(Figure content listings)
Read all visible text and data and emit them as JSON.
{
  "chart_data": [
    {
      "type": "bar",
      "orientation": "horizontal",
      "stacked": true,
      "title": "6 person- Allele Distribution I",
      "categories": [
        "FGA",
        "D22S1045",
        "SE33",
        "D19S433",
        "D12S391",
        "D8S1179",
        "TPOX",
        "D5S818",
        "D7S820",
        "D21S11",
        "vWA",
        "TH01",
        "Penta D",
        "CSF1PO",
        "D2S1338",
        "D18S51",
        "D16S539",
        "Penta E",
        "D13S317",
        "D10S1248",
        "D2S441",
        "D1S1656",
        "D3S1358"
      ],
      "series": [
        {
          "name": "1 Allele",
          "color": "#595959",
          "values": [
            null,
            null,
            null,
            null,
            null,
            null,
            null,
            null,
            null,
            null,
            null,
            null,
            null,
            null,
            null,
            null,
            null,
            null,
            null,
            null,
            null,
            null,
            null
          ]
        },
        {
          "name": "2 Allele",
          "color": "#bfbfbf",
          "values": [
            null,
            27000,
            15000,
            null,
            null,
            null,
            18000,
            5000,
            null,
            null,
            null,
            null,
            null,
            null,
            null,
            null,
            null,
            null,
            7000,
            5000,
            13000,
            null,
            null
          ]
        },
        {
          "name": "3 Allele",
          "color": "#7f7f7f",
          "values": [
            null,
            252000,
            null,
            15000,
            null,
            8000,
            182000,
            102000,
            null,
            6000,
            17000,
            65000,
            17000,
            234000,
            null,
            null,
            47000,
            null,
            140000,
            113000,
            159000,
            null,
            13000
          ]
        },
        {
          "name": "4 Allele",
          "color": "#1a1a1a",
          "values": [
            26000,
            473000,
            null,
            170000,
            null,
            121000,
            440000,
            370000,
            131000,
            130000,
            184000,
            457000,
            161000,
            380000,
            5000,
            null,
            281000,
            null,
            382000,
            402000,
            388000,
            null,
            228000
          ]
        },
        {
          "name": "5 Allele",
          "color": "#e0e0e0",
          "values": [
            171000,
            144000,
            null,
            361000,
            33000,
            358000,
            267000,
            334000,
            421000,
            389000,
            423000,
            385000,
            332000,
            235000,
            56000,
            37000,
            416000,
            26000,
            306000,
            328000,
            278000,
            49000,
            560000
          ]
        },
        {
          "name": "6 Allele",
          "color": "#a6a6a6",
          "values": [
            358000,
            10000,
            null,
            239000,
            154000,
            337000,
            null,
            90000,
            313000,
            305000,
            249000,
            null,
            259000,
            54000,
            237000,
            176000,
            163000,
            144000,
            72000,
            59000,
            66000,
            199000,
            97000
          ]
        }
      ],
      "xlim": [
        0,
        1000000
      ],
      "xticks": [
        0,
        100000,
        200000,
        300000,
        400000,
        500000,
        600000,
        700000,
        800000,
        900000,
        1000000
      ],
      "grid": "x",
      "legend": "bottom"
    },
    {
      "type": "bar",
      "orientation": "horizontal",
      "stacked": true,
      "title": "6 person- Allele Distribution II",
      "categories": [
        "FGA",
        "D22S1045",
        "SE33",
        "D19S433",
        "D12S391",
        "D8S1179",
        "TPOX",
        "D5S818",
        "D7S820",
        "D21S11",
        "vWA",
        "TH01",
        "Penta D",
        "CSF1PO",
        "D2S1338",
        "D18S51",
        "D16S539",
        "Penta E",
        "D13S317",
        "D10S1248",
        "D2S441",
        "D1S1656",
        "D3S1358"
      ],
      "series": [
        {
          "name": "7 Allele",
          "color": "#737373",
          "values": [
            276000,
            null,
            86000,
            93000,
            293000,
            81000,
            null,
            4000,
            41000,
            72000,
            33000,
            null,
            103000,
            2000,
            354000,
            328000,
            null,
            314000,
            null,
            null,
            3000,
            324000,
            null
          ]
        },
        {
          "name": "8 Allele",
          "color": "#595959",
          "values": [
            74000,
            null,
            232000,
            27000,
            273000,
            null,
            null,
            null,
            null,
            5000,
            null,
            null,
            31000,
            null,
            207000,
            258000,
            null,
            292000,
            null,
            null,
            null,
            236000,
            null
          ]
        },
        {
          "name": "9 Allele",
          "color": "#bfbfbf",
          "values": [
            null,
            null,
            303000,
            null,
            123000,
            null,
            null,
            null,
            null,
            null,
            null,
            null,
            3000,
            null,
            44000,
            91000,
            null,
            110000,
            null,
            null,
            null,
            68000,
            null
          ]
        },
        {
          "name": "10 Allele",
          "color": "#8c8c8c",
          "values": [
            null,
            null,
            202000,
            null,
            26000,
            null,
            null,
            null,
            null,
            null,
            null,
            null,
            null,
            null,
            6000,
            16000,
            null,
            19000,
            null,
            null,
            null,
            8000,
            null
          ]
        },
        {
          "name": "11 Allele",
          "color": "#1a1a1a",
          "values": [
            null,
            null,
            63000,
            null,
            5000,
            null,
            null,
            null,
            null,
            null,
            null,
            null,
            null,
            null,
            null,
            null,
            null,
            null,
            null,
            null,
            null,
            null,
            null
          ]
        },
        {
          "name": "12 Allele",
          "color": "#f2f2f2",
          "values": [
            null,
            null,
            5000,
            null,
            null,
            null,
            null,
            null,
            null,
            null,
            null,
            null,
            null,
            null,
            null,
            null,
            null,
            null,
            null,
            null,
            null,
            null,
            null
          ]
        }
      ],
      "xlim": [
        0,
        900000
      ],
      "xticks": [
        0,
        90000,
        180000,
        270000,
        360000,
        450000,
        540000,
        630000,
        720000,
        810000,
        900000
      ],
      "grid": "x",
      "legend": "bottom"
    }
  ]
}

Written task
Print the entries exactly. Include every one.

Solution to the exercise
Read all visible text and data and emit them as JSON.
{
  "chart_data": [
    {
      "type": "bar",
      "orientation": "horizontal",
      "stacked": true,
      "title": "6 person- Allele Distribution I",
      "categories": [
        "FGA",
        "D22S1045",
        "SE33",
        "D19S433",
        "D12S391",
        "D8S1179",
        "TPOX",
        "D5S818",
        "D7S820",
        "D21S11",
        "vWA",
        "TH01",
        "Penta D",
        "CSF1PO",
        "D2S1338",
        "D18S51",
        "D16S539",
        "Penta E",
        "D13S317",
        "D10S1248",
        "D2S441",
        "D1S1656",
        "D3S1358"
      ],
      "series": [
        {
          "name": "1 Allele",
          "color": "#595959",
          "values": [
            null,
            null,
            null,
            null,
            null,
            null,
            null,
            null,
            null,
            null,
            null,
            null,
            null,
            null,
            null,
            null,
            null,
            null,
            null,
            null,
            null,
            null,
            null
          ]
        },
        {
          "name": "2 Allele",
          "color": "#bfbfbf",
          "values": [
            null,
            27000,
            15000,
            null,
            null,
            null,
            18000,
            5000,
            null,
            null,
            null,
            null,
            null,
            null,
            null,
            null,
            null,
            null,
            7000,
            5000,
            13000,
            null,
            null
          ]
        },
        {
          "name": "3 Allele",
          "color": "#7f7f7f",
          "values": [
            null,
            252000,
            null,
            15000,
            null,
            8000,
            182000,
            102000,
            null,
            6000,
            17000,
            65000,
            17000,
            234000,
            null,
            null,
            47000,
            null,
            140000,
            113000,
            159000,
            null,
            13000
          ]
        },
        {
          "name": "4 Allele",
          "color": "#1a1a1a",
          "values": [
            26000,
            473000,
            null,
            170000,
            null,
            121000,
            440000,
            370000,
            131000,
            130000,
            184000,
            457000,
            161000,
            380000,
            5000,
            null,
            281000,
            null,
            382000,
            402000,
            388000,
            null,
            228000
          ]
        },
        {
          "name": "5 Allele",
          "color": "#e0e0e0",
          "values": [
            171000,
            144000,
            null,
            361000,
            33000,
            358000,
            267000,
            334000,
            421000,
            389000,
            423000,
            385000,
            332000,
            235000,
            56000,
            37000,
            416000,
            26000,
            306000,
            328000,
            278000,
            49000,
            560000
          ]
        },
        {
          "name": "6 Allele",
          "color": "#a6a6a6",
          "values": [
            358000,
            10000,
            null,
            239000,
            154000,
            337000,
            null,
            90000,
            313000,
            305000,
            249000,
            null,
            259000,
            54000,
            237000,
            176000,
            163000,
            144000,
            72000,
            59000,
            66000,
            199000,
            97000
          ]
        }
      ],
      "xlim": [
        0,
        1000000
      ],
      "xticks": [
        0,
        100000,
        200000,
        300000,
        400000,
        500000,
        600000,
        700000,
        800000,
        900000,
        1000000
      ],
      "grid": "x",
      "legend": "bottom"
    },
    {
      "type": "bar",
      "orientation": "horizontal",
      "stacked": true,
      "title": "6 person- Allele Distribution II",
      "categories": [
        "FGA",
        "D22S1045",
        "SE33",
        "D19S433",
        "D12S391",
        "D8S1179",
        "TPOX",
        "D5S818",
        "D7S820",
        "D21S11",
        "vWA",
        "TH01",
        "Penta D",
        "CSF1PO",
        "D2S1338",
        "D18S51",
        "D16S539",
        "Penta E",
        "D13S317",
        "D10S1248",
        "D2S441",
        "D1S1656",
        "D3S1358"
      ],
      "series": [
        {
          "name": "7 Allele",
          "color": "#737373",
          "values": [
            276000,
            null,
            86000,
            93000,
            293000,
            81000,
            null,
            4000,
            41000,
            72000,
            33000,
            null,
            103000,
            2000,
            354000,
            328000,
            null,
            314000,
            null,
            null,
            3000,
            324000,
            null
          ]
        },
        {
          "name": "8 Allele",
          "color": "#595959",
          "values": [
            74000,
            null,
            232000,
            27000,
            273000,
            null,
            null,
            null,
            null,
            5000,
            null,
            null,
            31000,
            null,
            207000,
            258000,
            null,
            292000,
            null,
            null,
            null,
            236000,
            null
          ]
        },
        {
          "name": "9 Allele",
          "color": "#bfbfbf",
          "values": [
            null,
            null,
            303000,
            null,
            123000,
            null,
            null,
            null,
            null,
            null,
            null,
            null,
            3000,
            null,
            44000,
            91000,
            null,
            110000,
            null,
            null,
            null,
            68000,
            null
          ]
        },
        {
          "name": "10 Allele",
          "color": "#8c8c8c",
          "values": [
            null,
            null,
            202000,
            null,
            26000,
            null,
            null,
            null,
            null,
            null,
            null,
            null,
            null,
            null,
            6000,
            16000,
            null,
            19000,
            null,
            null,
            null,
            8000,
            null
          ]
        },
        {
          "name": "11 Allele",
          "color": "#1a1a1a",
          "values": [
            null,
            null,
            63000,
            null,
            5000,
            null,
            null,
            null,
            null,
            null,
            null,
            null,
            null,
            null,
            null,
            null,
            null,
            null,
            null,
            null,
            null,
            null,
            null
          ]
        },
        {
          "name": "12 Allele",
          "color": "#f2f2f2",
          "values": [
            null,
            null,
            5000,
            null,
            null,
            null,
            null,
            null,
            null,
            null,
            null,
            null,
            null,
            null,
            null,
            null,
            null,
            null,
            null,
            null,
            null,
            null,
            null
          ]
        }
      ],
      "xlim": [
        0,
        900000
      ],
      "xticks": [
        0,
        90000,
        180000,
        270000,
        360000,
        450000,
        540000,
        630000,
        720000,
        810000,
        900000
      ],
      "grid": "x",
      "legend": "bottom"
    }
  ]
}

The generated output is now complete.